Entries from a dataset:

------

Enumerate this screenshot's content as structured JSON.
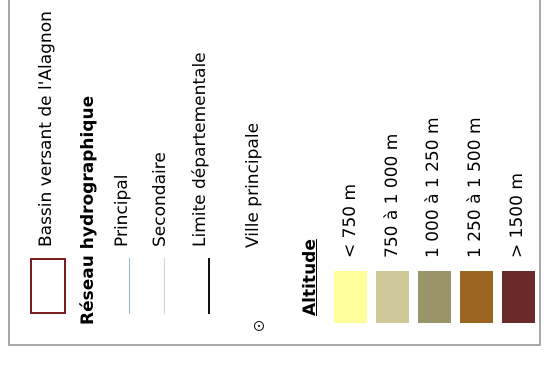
{
  "legend": {
    "basin": {
      "label": "Bassin versant de l'Alagnon",
      "border_color": "#7a1e1e"
    },
    "hydro": {
      "title": "Réseau hydrographique",
      "principal": {
        "label": "Principal",
        "color": "#8fb5dc"
      },
      "secondaire": {
        "label": "Secondaire",
        "color": "#c9d3dc"
      }
    },
    "limite": {
      "label": "Limite départementale",
      "color": "#111111"
    },
    "ville": {
      "label": "Ville principale",
      "icon": "dot-circle-icon"
    },
    "altitude": {
      "title": "Altitude",
      "classes": [
        {
          "label": "< 750 m",
          "color": "#ffff99"
        },
        {
          "label": "750 à 1 000 m",
          "color": "#cfc899"
        },
        {
          "label": "1 000 à 1 250 m",
          "color": "#99946a"
        },
        {
          "label": "1 250 à 1 500 m",
          "color": "#9b6622"
        },
        {
          "label": "> 1500 m",
          "color": "#6b2a2a"
        }
      ]
    }
  }
}
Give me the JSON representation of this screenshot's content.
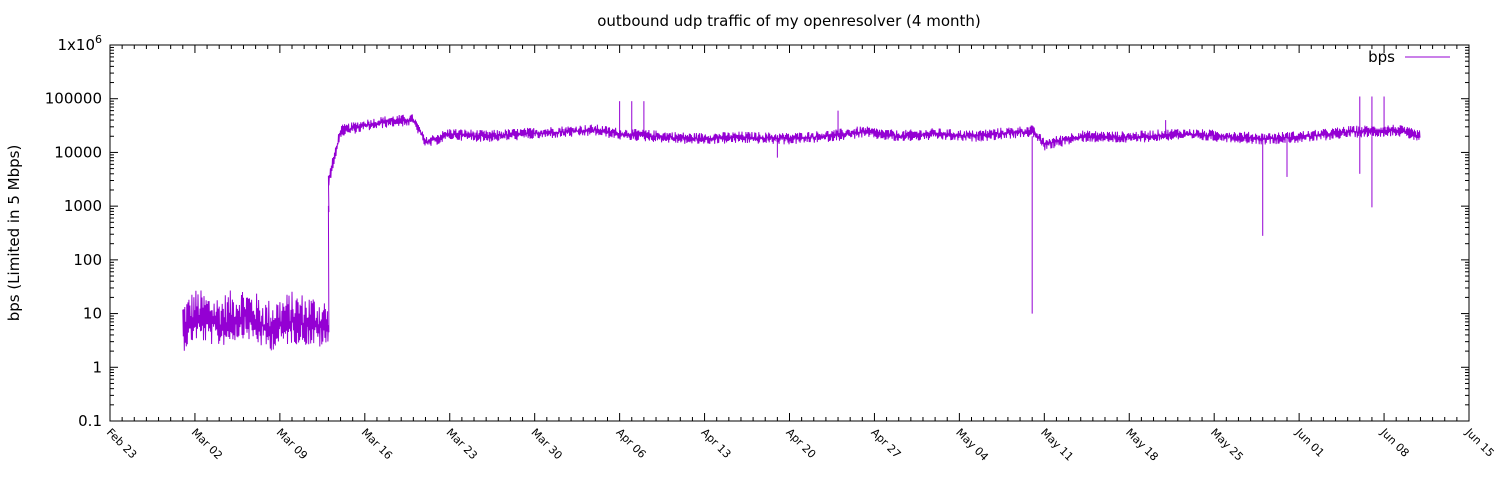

------

• [Exercise goal]:
Copy each line from the data above that includes "title".

• [Solution to this problem]:
      "title": "Réseau hydrographique",
      "title": "Altitude",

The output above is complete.